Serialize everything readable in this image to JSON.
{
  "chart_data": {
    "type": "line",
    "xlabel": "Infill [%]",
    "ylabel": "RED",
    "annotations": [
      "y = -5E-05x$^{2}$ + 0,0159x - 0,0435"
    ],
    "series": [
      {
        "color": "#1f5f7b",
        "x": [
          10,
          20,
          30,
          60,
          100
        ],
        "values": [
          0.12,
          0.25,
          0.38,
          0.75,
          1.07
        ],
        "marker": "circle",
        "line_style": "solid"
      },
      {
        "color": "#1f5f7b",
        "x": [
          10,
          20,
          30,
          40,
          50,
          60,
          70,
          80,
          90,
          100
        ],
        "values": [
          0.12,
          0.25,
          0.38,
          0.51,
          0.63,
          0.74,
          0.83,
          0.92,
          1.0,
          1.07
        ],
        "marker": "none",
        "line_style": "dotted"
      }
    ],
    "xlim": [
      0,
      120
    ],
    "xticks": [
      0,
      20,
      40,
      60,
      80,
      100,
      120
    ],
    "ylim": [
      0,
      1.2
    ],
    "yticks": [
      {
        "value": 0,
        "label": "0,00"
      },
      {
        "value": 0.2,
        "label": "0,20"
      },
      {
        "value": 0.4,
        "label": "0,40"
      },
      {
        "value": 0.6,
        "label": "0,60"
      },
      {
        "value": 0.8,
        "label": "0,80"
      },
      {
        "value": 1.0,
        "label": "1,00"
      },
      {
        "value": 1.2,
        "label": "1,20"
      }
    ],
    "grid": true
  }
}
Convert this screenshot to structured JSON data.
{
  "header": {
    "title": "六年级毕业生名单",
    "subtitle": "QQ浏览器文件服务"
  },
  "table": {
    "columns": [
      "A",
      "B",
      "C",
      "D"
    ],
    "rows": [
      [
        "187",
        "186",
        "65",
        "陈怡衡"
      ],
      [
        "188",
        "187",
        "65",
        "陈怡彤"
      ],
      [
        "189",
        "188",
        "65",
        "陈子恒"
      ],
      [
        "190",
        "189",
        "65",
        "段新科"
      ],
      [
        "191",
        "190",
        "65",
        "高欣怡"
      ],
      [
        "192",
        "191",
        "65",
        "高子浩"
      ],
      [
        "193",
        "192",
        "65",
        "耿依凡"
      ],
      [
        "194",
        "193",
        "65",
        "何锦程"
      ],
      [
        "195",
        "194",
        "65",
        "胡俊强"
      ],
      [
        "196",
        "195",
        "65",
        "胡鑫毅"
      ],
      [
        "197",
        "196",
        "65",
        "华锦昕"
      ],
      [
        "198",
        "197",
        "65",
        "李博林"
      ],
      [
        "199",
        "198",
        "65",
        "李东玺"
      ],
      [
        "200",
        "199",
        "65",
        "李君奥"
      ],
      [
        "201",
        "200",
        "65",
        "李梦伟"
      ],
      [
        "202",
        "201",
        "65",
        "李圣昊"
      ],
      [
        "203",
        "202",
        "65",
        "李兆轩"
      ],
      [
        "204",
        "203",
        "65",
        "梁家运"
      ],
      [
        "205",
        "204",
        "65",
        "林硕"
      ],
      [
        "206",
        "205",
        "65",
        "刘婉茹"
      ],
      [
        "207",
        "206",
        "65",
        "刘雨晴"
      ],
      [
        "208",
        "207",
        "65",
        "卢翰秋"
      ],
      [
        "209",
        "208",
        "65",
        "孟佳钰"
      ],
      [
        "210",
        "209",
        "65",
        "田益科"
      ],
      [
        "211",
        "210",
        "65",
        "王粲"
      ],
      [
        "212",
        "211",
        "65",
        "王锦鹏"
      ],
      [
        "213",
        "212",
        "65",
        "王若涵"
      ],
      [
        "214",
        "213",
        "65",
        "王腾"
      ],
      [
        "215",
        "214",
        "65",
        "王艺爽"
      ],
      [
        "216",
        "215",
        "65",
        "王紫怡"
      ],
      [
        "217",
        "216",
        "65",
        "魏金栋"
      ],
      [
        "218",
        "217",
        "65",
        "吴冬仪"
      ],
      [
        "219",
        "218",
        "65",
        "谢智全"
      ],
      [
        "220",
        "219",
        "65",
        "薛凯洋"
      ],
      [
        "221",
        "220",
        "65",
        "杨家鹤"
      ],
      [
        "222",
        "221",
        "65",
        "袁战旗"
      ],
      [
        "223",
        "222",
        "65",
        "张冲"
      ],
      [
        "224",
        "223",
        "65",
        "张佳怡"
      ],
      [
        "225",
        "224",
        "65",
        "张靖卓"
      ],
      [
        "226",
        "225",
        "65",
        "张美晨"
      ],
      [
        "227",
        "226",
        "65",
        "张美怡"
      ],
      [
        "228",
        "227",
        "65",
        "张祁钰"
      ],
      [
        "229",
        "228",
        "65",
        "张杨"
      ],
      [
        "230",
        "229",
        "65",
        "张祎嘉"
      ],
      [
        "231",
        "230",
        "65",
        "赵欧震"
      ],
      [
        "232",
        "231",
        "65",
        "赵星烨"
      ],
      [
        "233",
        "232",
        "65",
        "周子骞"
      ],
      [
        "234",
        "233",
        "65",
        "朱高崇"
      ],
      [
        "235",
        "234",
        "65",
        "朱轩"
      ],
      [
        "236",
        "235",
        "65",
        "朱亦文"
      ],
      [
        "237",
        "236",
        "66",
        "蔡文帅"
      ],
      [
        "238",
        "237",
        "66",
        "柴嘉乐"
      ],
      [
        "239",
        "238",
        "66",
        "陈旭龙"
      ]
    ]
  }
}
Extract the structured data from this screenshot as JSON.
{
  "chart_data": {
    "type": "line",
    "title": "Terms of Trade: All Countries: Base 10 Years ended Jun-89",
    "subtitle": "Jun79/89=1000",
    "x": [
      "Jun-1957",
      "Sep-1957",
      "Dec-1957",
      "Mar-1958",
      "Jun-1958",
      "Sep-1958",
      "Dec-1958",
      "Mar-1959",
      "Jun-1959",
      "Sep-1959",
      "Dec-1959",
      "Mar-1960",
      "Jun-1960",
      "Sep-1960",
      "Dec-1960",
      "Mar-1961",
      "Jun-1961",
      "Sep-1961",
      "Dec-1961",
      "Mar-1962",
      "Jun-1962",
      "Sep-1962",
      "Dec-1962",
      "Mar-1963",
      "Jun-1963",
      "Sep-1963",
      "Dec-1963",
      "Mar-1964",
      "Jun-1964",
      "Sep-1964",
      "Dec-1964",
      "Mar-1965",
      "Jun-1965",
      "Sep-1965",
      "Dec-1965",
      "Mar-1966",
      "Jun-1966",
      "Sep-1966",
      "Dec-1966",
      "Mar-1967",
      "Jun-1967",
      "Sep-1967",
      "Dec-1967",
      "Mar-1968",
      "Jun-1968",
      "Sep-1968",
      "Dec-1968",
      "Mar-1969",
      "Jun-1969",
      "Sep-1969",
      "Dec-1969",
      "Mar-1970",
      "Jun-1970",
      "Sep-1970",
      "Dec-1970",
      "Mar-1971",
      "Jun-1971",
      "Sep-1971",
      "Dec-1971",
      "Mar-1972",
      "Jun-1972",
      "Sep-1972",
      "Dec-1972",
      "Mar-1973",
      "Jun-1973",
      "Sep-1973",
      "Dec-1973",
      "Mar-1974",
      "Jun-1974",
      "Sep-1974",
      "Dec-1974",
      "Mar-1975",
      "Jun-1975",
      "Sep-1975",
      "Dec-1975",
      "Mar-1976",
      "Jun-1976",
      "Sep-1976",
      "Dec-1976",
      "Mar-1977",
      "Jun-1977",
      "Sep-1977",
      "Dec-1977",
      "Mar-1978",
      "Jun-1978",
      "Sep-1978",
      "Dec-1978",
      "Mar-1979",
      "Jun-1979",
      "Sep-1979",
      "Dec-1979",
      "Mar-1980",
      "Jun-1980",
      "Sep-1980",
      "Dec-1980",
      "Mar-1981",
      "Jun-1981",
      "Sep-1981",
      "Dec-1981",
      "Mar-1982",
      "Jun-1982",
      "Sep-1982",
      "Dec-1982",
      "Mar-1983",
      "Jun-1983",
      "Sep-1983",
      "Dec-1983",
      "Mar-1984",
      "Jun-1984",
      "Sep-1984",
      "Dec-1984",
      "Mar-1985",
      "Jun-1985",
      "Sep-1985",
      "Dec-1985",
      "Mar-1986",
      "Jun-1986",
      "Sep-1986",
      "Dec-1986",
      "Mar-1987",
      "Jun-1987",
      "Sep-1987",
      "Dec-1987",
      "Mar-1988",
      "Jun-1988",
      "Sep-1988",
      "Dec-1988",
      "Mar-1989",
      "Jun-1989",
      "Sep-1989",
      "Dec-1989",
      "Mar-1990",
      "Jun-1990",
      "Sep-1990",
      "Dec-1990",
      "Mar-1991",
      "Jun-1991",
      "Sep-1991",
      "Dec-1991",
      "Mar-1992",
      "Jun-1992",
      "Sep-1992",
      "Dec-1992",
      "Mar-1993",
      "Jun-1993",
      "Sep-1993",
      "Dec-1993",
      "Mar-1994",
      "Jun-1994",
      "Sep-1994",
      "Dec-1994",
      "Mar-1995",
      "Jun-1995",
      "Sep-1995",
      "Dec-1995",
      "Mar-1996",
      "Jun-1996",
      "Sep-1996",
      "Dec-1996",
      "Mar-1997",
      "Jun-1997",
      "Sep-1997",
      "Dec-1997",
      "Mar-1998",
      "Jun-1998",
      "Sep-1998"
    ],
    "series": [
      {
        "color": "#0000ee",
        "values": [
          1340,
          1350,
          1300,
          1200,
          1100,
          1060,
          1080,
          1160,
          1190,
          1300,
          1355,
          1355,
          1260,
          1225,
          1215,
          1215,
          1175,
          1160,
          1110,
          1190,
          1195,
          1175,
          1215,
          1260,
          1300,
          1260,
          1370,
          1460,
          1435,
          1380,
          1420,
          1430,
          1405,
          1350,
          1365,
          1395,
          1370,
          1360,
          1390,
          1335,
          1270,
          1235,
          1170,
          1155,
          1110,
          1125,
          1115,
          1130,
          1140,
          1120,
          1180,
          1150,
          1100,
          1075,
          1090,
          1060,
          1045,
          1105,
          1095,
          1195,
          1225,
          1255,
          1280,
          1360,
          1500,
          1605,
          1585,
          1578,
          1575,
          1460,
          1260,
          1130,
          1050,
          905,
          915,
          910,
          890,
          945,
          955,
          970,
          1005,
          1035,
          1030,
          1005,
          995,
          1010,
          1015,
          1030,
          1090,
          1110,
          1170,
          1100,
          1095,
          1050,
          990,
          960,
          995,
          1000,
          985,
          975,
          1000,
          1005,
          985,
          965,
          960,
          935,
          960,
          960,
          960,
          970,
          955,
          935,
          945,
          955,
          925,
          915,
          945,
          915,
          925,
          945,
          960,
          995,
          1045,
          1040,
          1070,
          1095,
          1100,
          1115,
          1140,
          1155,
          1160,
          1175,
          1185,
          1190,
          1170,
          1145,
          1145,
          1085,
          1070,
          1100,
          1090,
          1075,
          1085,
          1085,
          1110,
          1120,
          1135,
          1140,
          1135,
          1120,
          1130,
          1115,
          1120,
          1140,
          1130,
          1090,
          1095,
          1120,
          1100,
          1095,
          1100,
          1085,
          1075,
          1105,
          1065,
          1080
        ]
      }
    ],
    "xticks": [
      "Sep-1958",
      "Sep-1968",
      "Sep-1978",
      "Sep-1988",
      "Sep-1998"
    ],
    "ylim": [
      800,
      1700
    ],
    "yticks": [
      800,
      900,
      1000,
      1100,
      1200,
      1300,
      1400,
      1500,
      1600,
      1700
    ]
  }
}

• **TASK STATEMENT**
Where a line of the data holds "JSON", show that line.

• **CORRECT ANSWER**
Serialize everything readable in this image to JSON.
Convert this screenshot to structured JSON data.
Extract the structured data from this screenshot as JSON.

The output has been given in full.